▶ **Work to be completed**
Wherever the word "Ascorbic" appears in a line, copy that line.

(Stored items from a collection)
■ ■ ■ ■
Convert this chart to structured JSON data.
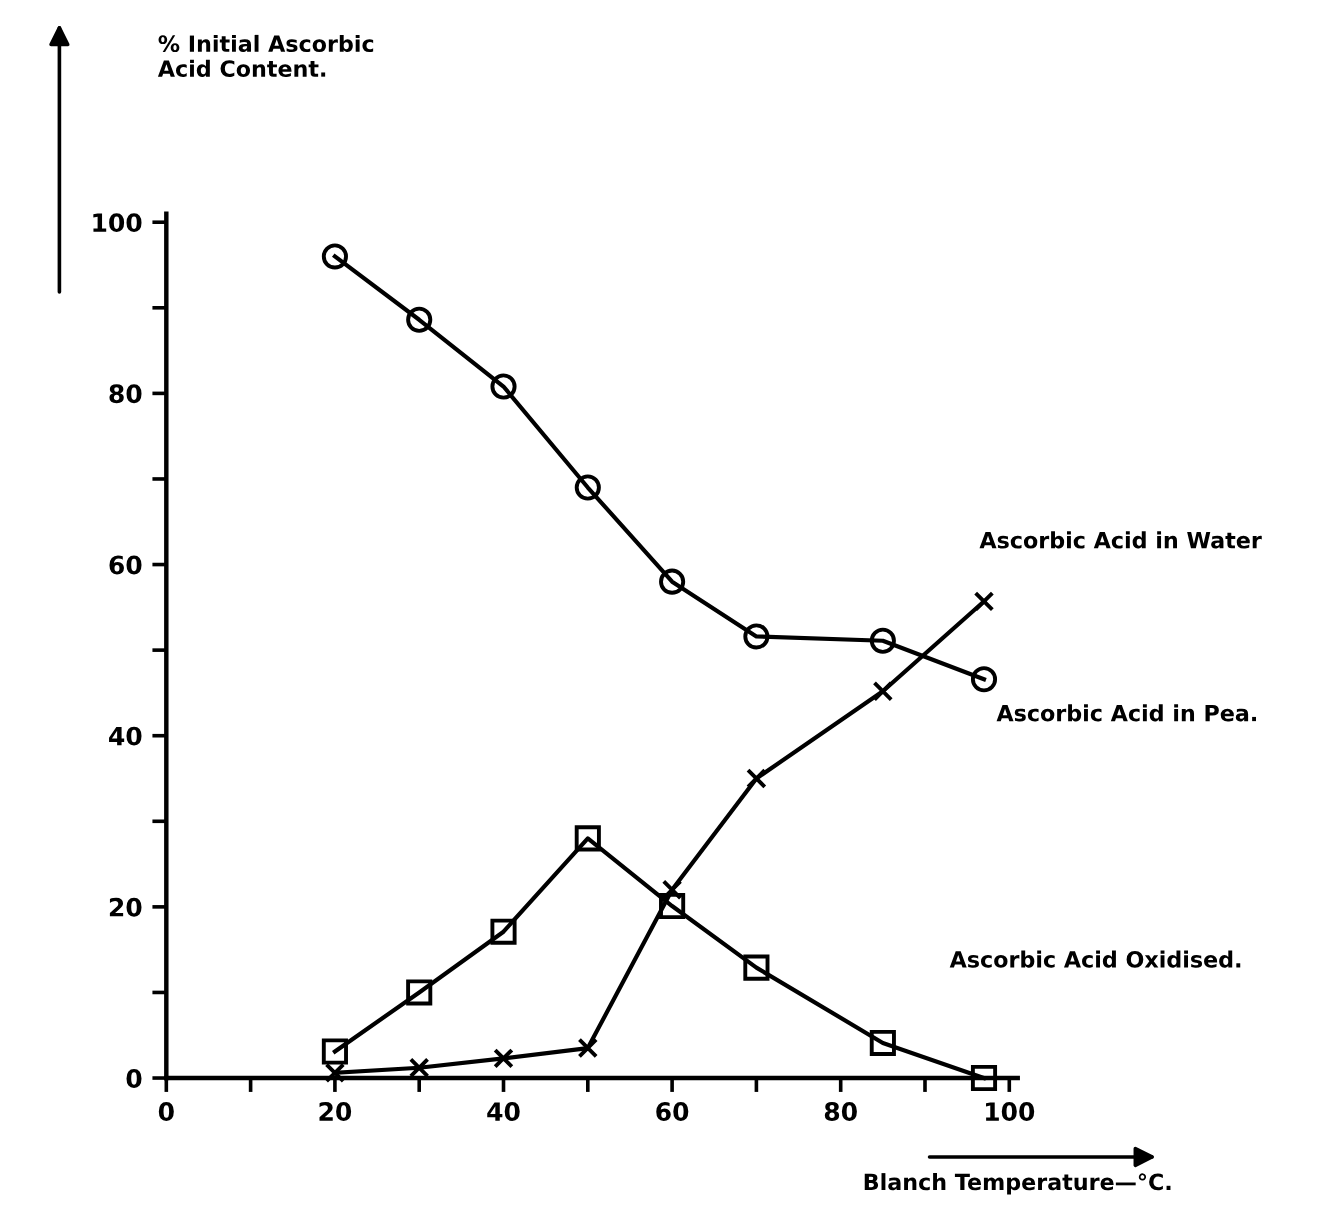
{
  "chart_data": {
    "type": "line",
    "xlabel": "Blanch Temperature—°C.",
    "series": [
      {
        "color": "#000000",
        "marker": "circle",
        "x": [
          20,
          30,
          40,
          50,
          60,
          70,
          85,
          97
        ],
        "values": [
          96,
          88.6,
          80.8,
          69,
          58,
          51.6,
          51.1,
          46.6
        ]
      },
      {
        "color": "#000000",
        "marker": "cross",
        "x": [
          20,
          30,
          40,
          50,
          60,
          70,
          85,
          97
        ],
        "values": [
          0.6,
          1.2,
          2.3,
          3.5,
          22,
          35,
          45.2,
          55.7
        ]
      },
      {
        "color": "#000000",
        "marker": "square",
        "x": [
          20,
          30,
          40,
          50,
          60,
          70,
          85,
          97
        ],
        "values": [
          3.1,
          10,
          17.1,
          28,
          20.1,
          12.9,
          4.1,
          0
        ]
      }
    ],
    "annotations": [
      "% Initial Ascorbic\nAcid Content.",
      "Ascorbic Acid in Water",
      "Ascorbic Acid in Pea.",
      "Ascorbic Acid Oxidised."
    ],
    "xlim": [
      0,
      101
    ],
    "ylim": [
      0,
      101
    ],
    "xticks": [
      0,
      {
        "value": 10,
        "label": null
      },
      20,
      {
        "value": 30,
        "label": null
      },
      40,
      {
        "value": 50,
        "label": null
      },
      60,
      {
        "value": 70,
        "label": null
      },
      80,
      {
        "value": 90,
        "label": null
      },
      100
    ],
    "yticks": [
      0,
      {
        "value": 10,
        "label": null
      },
      20,
      {
        "value": 30,
        "label": null
      },
      40,
      {
        "value": 50,
        "label": null
      },
      60,
      {
        "value": 70,
        "label": null
      },
      80,
      {
        "value": 90,
        "label": null
      },
      100
    ],
    "line_style": "solid",
    "grid": false,
    "legend": false
  }
}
■ ■ ■ ■
▶ **Task solution**
      "% Initial Ascorbic\nAcid Content.",
      "Ascorbic Acid in Water",
      "Ascorbic Acid in Pea.",
      "Ascorbic Acid Oxidised."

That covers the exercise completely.